■ Data to process ■
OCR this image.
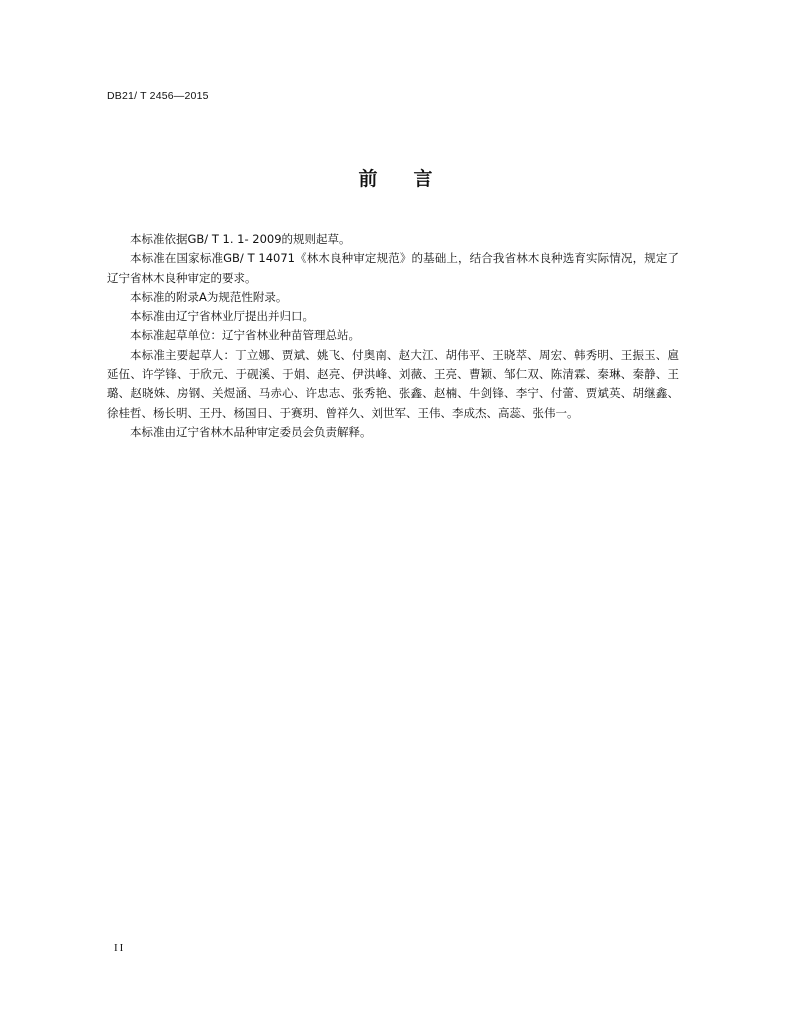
DB21/ T 2456—2015
前 言

本标准依据GB/ T 1. 1- 2009的规则起草。

本标准在国家标准GB/ T 14071《林木良种审定规范》的基础上，结合我省林木良种选育实际情况，规定了辽宁省林木良种审定的要求。

本标准的附录A为规范性附录。

本标准由辽宁省林业厅提出并归口。

本标准起草单位：辽宁省林业种苗管理总站。

本标准主要起草人：丁立娜、贾斌、姚飞、付奥南、赵大江、胡伟平、王晓萃、周宏、韩秀明、王振玉、扈延伍、许学锋、于欣元、于砚溪、于娟、赵亮、伊洪峰、刘薇、王亮、曹颖、邹仁双、陈清霖、秦琳、秦静、王璐、赵晓姝、房钢、关煜涵、马赤心、许忠志、张秀艳、张鑫、赵楠、牛剑锋、李宁、付蕾、贾斌英、胡继鑫、徐桂哲、杨长明、王丹、杨国日、于赛玥、曾祥久、刘世军、王伟、李成杰、高蕊、张伟一。

本标准由辽宁省林木品种审定委员会负责解释。

II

■ Instructions for the task ■
Omit any images, then output the listing exactly.

■ Problem solution ■
OCR this image.
DB21/ T 2456—2015
前 言

本标准依据GB/ T 1. 1- 2009的规则起草。

本标准在国家标准GB/ T 14071《林木良种审定规范》的基础上，结合我省林木良种选育实际情况，规定了辽宁省林木良种审定的要求。

本标准的附录A为规范性附录。

本标准由辽宁省林业厅提出并归口。

本标准起草单位：辽宁省林业种苗管理总站。

本标准主要起草人：丁立娜、贾斌、姚飞、付奥南、赵大江、胡伟平、王晓萃、周宏、韩秀明、王振玉、扈延伍、许学锋、于欣元、于砚溪、于娟、赵亮、伊洪峰、刘薇、王亮、曹颖、邹仁双、陈清霖、秦琳、秦静、王璐、赵晓姝、房钢、关煜涵、马赤心、许忠志、张秀艳、张鑫、赵楠、牛剑锋、李宁、付蕾、贾斌英、胡继鑫、徐桂哲、杨长明、王丹、杨国日、于赛玥、曾祥久、刘世军、王伟、李成杰、高蕊、张伟一。

本标准由辽宁省林木品种审定委员会负责解释。

II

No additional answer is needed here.